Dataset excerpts
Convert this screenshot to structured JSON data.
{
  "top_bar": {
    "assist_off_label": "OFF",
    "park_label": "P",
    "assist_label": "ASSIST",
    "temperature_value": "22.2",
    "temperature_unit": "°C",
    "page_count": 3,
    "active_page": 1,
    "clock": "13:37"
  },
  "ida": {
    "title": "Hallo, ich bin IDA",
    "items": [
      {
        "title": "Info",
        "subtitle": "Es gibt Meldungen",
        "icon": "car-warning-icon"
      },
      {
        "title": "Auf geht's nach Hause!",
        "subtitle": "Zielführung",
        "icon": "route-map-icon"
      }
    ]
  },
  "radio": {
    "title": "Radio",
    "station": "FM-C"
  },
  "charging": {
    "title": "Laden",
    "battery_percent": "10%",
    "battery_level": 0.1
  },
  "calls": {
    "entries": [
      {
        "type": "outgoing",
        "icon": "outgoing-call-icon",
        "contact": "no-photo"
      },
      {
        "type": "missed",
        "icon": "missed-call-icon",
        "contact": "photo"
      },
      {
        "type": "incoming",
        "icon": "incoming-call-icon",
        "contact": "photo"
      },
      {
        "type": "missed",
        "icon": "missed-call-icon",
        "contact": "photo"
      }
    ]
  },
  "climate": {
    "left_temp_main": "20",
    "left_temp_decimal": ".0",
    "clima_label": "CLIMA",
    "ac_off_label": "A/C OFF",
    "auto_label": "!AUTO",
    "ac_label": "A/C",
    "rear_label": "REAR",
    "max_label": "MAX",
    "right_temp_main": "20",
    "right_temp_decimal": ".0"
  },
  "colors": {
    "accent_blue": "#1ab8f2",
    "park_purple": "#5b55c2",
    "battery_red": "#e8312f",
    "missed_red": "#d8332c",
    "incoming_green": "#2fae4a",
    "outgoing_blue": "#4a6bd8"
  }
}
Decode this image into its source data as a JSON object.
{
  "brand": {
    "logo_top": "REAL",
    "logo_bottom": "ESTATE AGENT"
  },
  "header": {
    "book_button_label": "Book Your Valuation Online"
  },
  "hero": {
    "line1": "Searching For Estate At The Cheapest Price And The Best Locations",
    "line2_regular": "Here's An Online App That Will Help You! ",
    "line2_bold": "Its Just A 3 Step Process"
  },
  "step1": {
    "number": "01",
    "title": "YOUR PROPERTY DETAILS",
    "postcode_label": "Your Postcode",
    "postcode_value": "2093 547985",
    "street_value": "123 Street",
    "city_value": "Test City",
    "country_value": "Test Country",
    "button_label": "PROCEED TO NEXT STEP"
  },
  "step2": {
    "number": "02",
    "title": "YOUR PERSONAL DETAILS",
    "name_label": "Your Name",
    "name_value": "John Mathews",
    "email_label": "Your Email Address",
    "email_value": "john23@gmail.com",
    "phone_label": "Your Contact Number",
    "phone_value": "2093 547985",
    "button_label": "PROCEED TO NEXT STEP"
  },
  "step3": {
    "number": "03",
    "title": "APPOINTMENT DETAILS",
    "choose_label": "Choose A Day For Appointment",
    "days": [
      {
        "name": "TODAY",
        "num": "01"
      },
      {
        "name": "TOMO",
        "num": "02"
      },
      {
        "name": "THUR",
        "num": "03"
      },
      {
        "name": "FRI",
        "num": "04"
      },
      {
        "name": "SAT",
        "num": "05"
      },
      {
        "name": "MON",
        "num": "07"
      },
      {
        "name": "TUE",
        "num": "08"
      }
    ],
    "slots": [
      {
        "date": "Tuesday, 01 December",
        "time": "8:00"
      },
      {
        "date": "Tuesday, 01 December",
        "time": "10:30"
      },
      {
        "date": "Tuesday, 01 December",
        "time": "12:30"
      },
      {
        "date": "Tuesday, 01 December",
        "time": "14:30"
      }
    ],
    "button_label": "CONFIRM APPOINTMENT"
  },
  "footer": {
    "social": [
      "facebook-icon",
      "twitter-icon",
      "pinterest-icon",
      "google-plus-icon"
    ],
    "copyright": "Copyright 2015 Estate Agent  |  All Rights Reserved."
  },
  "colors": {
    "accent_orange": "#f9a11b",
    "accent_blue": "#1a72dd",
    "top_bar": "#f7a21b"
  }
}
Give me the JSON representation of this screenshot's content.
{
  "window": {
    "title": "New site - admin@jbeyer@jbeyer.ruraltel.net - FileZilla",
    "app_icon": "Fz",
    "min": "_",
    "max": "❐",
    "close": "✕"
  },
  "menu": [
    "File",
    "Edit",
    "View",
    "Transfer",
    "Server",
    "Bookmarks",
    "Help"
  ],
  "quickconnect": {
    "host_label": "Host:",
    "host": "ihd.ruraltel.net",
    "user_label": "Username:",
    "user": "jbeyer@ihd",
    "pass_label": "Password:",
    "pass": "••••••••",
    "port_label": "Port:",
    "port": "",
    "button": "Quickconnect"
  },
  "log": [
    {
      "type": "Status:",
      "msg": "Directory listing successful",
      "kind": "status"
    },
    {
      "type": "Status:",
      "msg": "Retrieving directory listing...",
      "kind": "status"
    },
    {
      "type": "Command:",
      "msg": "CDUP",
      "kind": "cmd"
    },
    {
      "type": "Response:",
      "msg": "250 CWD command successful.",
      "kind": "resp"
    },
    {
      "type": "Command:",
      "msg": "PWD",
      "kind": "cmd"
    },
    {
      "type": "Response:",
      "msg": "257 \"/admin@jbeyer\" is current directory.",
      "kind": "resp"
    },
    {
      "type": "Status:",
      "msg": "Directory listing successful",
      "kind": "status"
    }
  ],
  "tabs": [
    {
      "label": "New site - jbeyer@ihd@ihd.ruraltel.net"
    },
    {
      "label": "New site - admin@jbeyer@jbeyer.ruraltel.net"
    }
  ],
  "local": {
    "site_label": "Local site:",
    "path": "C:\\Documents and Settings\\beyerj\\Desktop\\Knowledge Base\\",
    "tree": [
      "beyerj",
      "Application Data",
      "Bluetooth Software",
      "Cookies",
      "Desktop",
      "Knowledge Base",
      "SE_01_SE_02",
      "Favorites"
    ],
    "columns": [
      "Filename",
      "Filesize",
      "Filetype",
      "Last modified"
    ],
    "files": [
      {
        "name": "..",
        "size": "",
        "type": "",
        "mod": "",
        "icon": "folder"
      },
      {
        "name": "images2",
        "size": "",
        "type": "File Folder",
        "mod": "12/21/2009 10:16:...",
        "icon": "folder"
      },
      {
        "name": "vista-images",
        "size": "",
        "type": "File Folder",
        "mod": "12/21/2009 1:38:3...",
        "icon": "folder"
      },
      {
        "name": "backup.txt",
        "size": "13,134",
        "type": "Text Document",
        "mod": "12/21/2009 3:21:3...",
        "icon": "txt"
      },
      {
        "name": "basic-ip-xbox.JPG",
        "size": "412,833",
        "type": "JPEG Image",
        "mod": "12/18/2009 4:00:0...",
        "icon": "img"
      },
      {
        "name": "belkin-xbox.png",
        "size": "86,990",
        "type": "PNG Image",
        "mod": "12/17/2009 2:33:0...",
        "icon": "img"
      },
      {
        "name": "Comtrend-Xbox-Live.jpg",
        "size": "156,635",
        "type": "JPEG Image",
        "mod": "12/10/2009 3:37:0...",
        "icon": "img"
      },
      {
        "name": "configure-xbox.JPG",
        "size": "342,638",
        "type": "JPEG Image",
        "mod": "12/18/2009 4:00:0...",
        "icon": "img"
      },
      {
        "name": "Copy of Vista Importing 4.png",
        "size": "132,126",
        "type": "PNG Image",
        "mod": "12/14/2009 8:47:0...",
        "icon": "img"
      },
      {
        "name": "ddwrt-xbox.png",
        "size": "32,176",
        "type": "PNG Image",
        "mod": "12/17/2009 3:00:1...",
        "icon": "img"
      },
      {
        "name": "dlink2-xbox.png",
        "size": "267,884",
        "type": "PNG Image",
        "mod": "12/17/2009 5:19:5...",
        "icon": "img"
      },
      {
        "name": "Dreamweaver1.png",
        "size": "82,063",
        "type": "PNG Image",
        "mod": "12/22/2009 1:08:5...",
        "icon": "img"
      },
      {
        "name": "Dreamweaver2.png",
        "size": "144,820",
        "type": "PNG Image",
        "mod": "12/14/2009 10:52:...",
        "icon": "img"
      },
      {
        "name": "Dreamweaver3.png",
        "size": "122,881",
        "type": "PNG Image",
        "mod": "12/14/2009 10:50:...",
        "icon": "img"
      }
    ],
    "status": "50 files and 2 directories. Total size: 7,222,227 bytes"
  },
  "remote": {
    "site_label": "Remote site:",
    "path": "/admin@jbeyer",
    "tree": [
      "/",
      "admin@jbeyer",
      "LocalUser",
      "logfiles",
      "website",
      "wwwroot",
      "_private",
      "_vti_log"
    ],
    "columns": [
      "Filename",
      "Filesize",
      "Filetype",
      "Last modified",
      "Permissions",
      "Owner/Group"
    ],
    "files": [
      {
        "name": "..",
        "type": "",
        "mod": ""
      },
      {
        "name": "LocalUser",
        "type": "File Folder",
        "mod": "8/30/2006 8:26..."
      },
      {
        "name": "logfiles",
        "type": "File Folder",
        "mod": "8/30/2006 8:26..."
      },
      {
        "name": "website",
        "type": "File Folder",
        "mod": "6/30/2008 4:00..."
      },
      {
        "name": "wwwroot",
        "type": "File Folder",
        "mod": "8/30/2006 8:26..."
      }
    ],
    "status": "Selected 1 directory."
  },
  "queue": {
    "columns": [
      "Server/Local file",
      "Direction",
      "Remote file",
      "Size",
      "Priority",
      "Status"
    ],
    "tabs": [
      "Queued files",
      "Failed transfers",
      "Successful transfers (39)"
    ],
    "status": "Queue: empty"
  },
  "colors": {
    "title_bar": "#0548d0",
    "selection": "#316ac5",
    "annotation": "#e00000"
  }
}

Exercise instructions
Find every line that has "transfers" in it, then return those lines.

Solution
      "Failed transfers",
      "Successful transfers (39)"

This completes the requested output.